**REQUIRED TASK:**
Skip every image and restate the data word for word.

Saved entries
* Start *

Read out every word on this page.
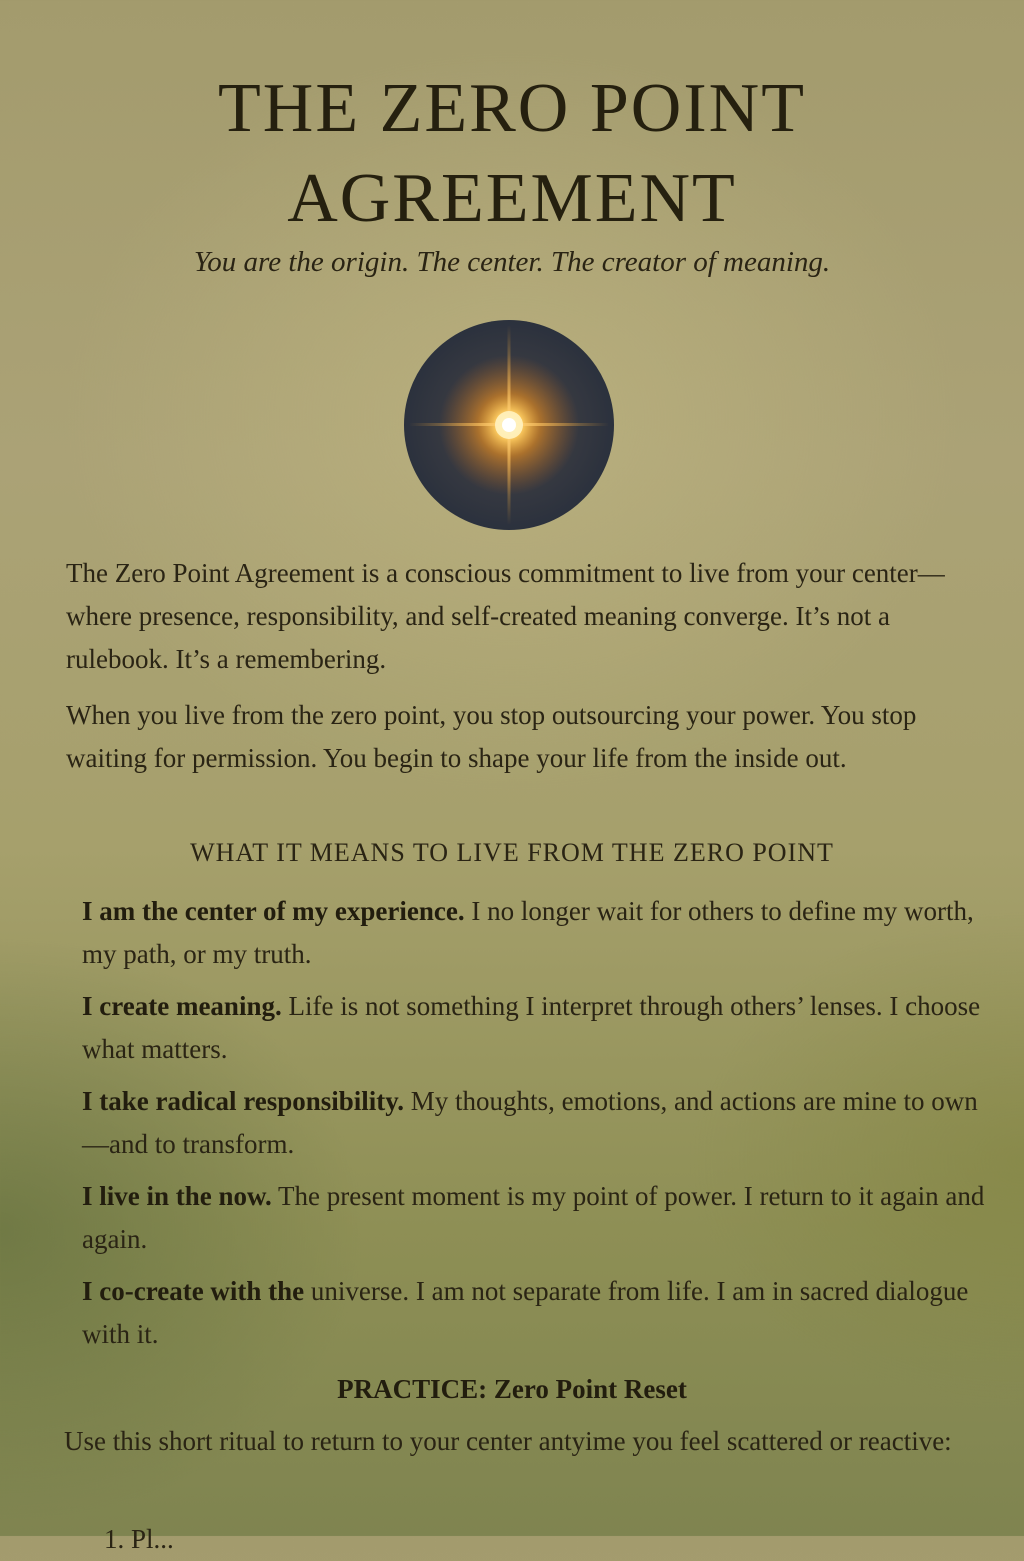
THE ZERO POINT
AGREEMENT
You are the origin. The center. The creator of meaning.

The Zero Point Agreement is a conscious commitment to live from your center—where presence, responsibility, and self-created meaning converge. It’s not a rulebook. It’s a remembering.

When you live from the zero point, you stop outsourcing your power. You stop waiting for permission. You begin to shape your life from the inside out.

WHAT IT MEANS TO LIVE FROM THE ZERO POINT
I am the center of my experience. I no longer wait for others to define my worth, my path, or my truth.
I create meaning. Life is not something I interpret through others’ lenses. I choose what matters.
I take radical responsibility. My thoughts, emotions, and actions are mine to own—and to transform.
I live in the now. The present moment is my point of power. I return to it again and again.
I co-create with the universe. I am not separate from life. I am in sacred dialogue with it.
PRACTICE: Zero Point Reset

Use this short ritual to return to your center antyime you feel scattered or reactive:

1. Pl...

* End *

**COMPLETE RESPONSE:**
Read out every word on this page.
THE ZERO POINT
AGREEMENT
You are the origin. The center. The creator of meaning.

The Zero Point Agreement is a conscious commitment to live from your center—where presence, responsibility, and self-created meaning converge. It’s not a rulebook. It’s a remembering.

When you live from the zero point, you stop outsourcing your power. You stop waiting for permission. You begin to shape your life from the inside out.

WHAT IT MEANS TO LIVE FROM THE ZERO POINT
I am the center of my experience. I no longer wait for others to define my worth, my path, or my truth.
I create meaning. Life is not something I interpret through others’ lenses. I choose what matters.
I take radical responsibility. My thoughts, emotions, and actions are mine to own—and to transform.
I live in the now. The present moment is my point of power. I return to it again and again.
I co-create with the universe. I am not separate from life. I am in sacred dialogue with it.
PRACTICE: Zero Point Reset

Use this short ritual to return to your center antyime you feel scattered or reactive:

1. Pl...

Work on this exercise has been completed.